Search the listing below for the string "name" and copy every line where it occurs.

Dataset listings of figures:
----------
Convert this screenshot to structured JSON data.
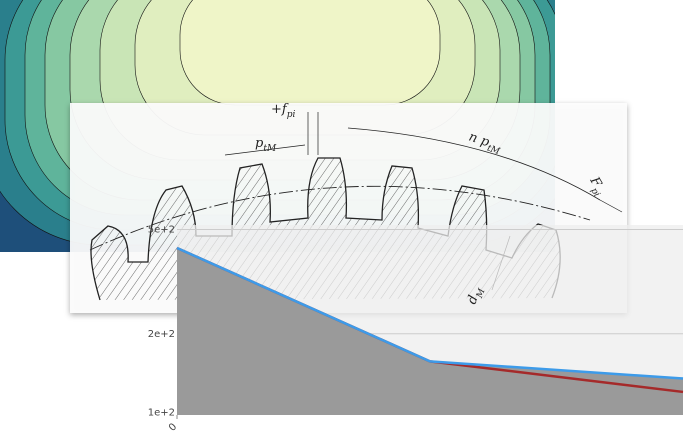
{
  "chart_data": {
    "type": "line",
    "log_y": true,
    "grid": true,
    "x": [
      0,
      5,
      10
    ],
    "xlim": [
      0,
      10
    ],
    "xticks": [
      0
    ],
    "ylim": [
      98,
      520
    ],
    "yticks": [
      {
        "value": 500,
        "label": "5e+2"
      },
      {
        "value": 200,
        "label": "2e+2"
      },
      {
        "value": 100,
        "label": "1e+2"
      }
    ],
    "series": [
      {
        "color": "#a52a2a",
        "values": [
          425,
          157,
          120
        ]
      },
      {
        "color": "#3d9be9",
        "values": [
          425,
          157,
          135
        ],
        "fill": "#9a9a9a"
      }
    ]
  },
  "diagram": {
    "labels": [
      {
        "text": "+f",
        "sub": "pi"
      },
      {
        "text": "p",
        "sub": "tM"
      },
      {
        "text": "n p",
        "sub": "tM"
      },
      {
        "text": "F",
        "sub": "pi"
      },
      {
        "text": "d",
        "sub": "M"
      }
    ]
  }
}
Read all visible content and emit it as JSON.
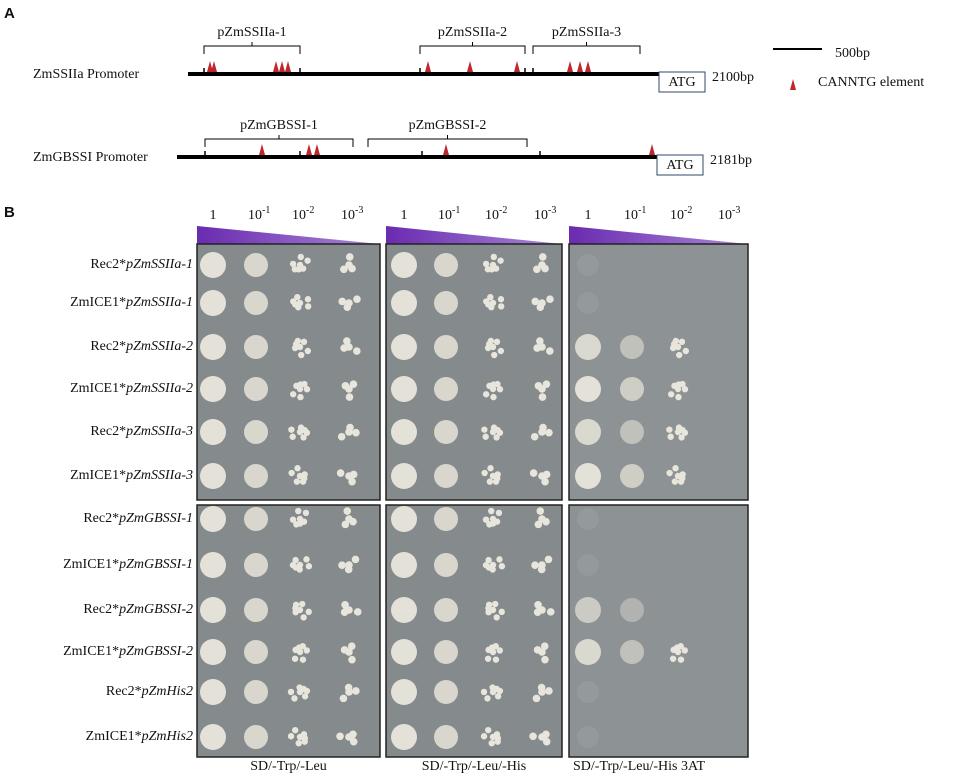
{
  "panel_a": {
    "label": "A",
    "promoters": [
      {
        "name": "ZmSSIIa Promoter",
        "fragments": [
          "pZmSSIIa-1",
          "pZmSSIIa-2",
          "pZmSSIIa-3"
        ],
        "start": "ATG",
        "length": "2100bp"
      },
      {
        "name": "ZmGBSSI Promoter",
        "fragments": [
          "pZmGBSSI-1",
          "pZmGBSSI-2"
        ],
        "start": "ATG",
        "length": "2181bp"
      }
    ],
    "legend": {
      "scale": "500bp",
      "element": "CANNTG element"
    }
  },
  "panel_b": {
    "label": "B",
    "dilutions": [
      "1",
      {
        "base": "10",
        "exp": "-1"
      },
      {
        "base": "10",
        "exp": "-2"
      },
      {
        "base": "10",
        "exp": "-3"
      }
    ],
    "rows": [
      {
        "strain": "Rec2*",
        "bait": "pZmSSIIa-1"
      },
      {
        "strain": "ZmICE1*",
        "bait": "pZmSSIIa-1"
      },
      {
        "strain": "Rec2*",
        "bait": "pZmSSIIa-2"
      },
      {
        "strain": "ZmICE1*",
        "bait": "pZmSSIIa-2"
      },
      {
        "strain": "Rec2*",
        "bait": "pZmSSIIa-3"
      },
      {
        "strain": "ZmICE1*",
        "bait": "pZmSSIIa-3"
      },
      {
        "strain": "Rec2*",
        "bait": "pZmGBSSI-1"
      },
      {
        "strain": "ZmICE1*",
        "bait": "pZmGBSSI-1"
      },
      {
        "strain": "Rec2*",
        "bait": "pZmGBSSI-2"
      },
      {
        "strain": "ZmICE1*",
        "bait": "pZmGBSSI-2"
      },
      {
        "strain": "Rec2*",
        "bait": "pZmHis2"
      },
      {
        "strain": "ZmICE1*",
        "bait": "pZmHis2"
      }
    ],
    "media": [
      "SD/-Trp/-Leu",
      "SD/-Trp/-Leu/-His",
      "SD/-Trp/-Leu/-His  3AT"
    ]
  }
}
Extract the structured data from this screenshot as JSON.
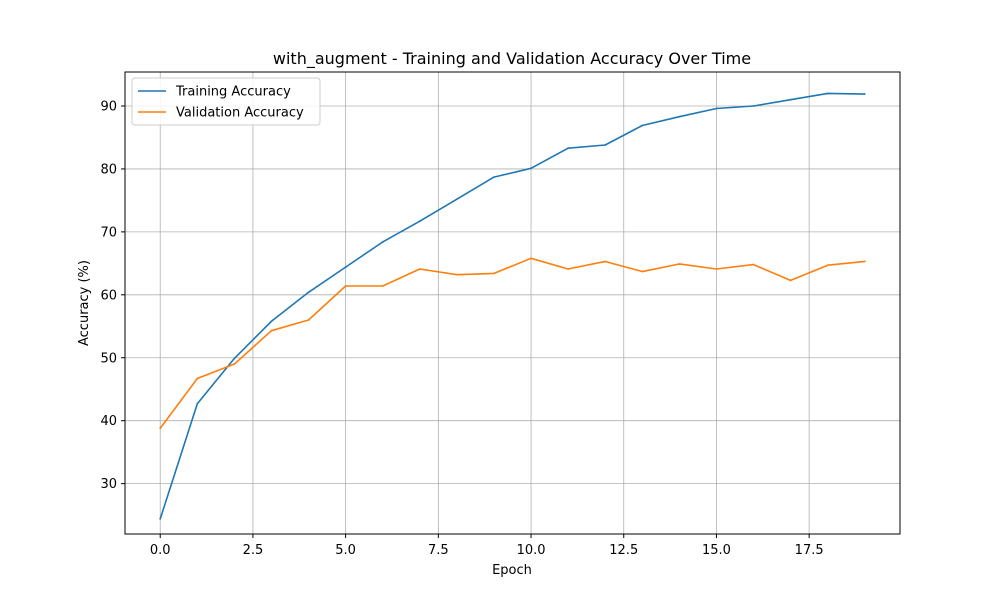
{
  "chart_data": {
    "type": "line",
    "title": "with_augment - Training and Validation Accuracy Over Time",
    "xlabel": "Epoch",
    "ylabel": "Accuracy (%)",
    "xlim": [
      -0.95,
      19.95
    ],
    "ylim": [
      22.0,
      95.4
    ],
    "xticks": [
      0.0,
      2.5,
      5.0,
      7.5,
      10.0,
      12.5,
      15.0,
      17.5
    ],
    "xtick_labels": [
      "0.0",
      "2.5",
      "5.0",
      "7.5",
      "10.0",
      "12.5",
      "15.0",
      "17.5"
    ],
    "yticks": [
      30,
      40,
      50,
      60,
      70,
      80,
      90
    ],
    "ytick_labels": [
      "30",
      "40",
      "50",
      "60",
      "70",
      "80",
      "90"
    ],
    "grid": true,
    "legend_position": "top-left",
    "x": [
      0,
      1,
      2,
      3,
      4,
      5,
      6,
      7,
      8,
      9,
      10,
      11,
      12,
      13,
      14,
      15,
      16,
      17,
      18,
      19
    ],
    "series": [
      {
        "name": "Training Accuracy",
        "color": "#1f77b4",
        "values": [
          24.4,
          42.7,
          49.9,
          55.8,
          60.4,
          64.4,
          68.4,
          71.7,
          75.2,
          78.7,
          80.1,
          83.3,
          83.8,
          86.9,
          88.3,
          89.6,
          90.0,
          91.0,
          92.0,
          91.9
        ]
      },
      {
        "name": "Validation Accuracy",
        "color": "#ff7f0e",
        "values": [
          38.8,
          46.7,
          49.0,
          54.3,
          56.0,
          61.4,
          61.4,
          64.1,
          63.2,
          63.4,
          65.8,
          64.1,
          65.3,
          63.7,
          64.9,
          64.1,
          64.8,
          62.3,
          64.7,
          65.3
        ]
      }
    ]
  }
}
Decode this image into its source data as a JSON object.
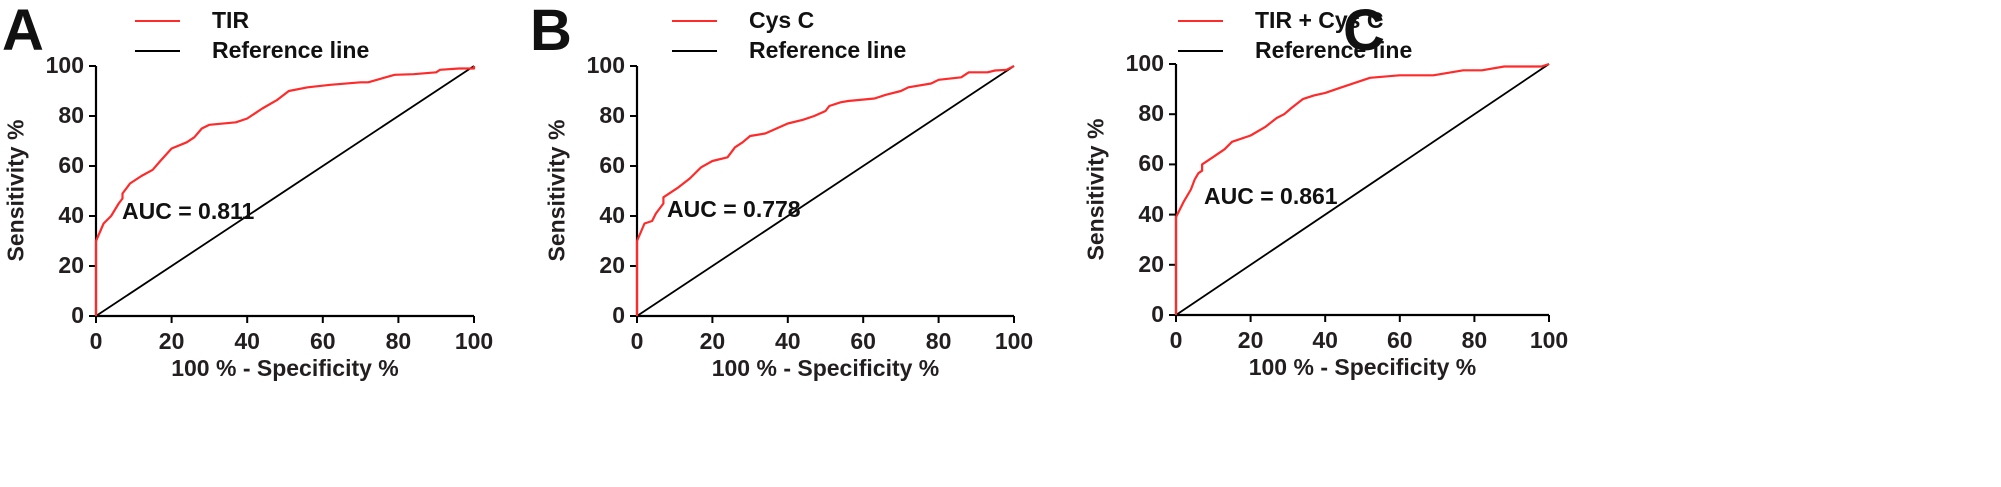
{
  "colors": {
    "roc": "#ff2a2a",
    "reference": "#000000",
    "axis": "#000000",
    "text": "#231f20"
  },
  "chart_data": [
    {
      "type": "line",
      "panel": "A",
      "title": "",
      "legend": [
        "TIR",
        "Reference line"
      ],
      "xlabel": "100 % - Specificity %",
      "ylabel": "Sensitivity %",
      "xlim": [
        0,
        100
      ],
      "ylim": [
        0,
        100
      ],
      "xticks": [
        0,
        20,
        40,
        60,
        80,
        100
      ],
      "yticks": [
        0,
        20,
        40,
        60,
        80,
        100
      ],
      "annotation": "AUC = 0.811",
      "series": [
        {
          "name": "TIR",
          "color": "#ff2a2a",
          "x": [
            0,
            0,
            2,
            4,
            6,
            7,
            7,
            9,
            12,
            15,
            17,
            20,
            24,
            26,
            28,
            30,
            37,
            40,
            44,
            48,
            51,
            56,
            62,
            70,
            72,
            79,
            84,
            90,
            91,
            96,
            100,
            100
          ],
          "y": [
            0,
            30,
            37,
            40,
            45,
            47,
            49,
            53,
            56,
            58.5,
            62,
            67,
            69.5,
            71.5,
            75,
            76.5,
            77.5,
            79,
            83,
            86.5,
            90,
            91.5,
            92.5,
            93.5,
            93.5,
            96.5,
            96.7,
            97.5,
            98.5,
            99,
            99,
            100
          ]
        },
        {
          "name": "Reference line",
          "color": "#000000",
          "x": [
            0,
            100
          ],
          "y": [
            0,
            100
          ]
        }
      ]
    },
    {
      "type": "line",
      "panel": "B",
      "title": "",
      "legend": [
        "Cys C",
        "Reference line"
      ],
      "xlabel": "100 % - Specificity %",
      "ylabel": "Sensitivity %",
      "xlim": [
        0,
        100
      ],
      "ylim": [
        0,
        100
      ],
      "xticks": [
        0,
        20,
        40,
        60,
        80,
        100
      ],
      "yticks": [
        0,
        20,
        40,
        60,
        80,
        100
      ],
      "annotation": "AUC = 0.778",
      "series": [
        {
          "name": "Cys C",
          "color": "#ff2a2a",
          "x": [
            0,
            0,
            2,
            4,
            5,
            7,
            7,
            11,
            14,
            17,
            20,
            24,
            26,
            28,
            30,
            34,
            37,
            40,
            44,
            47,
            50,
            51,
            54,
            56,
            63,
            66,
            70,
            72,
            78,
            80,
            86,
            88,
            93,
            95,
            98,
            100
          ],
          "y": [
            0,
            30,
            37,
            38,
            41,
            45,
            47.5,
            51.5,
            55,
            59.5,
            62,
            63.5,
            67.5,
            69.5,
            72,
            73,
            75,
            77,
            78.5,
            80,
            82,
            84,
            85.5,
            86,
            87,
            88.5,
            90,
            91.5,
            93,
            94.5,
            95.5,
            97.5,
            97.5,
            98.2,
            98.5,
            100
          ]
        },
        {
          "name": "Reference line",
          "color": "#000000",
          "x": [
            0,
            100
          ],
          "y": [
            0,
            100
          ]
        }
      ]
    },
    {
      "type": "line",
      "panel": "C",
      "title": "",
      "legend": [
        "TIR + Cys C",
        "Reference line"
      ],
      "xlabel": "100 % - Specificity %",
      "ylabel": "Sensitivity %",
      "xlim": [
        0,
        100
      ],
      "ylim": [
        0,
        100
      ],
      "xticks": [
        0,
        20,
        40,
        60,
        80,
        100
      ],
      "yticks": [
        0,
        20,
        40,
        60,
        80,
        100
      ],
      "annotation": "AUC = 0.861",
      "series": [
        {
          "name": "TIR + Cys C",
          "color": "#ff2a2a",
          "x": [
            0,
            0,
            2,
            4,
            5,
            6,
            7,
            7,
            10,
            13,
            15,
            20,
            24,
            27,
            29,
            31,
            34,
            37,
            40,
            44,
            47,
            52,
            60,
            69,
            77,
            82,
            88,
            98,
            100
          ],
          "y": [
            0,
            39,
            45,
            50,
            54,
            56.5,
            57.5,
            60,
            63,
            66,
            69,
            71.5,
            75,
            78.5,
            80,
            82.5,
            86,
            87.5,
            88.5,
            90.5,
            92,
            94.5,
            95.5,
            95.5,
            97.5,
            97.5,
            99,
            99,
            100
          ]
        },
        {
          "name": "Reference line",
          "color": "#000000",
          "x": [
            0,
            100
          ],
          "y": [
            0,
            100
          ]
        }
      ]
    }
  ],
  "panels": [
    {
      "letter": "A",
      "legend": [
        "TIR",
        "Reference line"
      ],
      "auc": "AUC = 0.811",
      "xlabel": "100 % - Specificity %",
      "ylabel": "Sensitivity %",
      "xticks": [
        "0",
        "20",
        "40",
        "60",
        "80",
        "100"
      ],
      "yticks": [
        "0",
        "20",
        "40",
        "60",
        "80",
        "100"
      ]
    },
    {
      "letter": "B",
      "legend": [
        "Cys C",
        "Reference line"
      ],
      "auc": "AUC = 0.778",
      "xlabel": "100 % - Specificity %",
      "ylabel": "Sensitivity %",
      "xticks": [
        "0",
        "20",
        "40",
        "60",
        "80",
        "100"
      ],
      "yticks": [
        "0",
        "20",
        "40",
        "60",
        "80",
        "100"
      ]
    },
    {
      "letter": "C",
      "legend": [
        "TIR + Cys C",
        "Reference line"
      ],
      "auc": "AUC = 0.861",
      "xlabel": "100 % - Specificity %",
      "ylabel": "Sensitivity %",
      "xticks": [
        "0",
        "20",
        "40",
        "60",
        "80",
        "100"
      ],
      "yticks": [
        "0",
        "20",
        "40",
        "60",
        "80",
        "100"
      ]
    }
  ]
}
----------
• [ANSWER FOR THE TASK]:
        "name": "ZmSSIIa Promoter",
        "name": "ZmGBSSI Promoter",
        "name": "Training Accuracy",
        "name": "Validation Accuracy",
          "name": "TIR",
          "name": "Reference line",
          "name": "Cys C",
          "name": "Reference line",
          "name": "TIR + Cys C",
          "name": "Reference line",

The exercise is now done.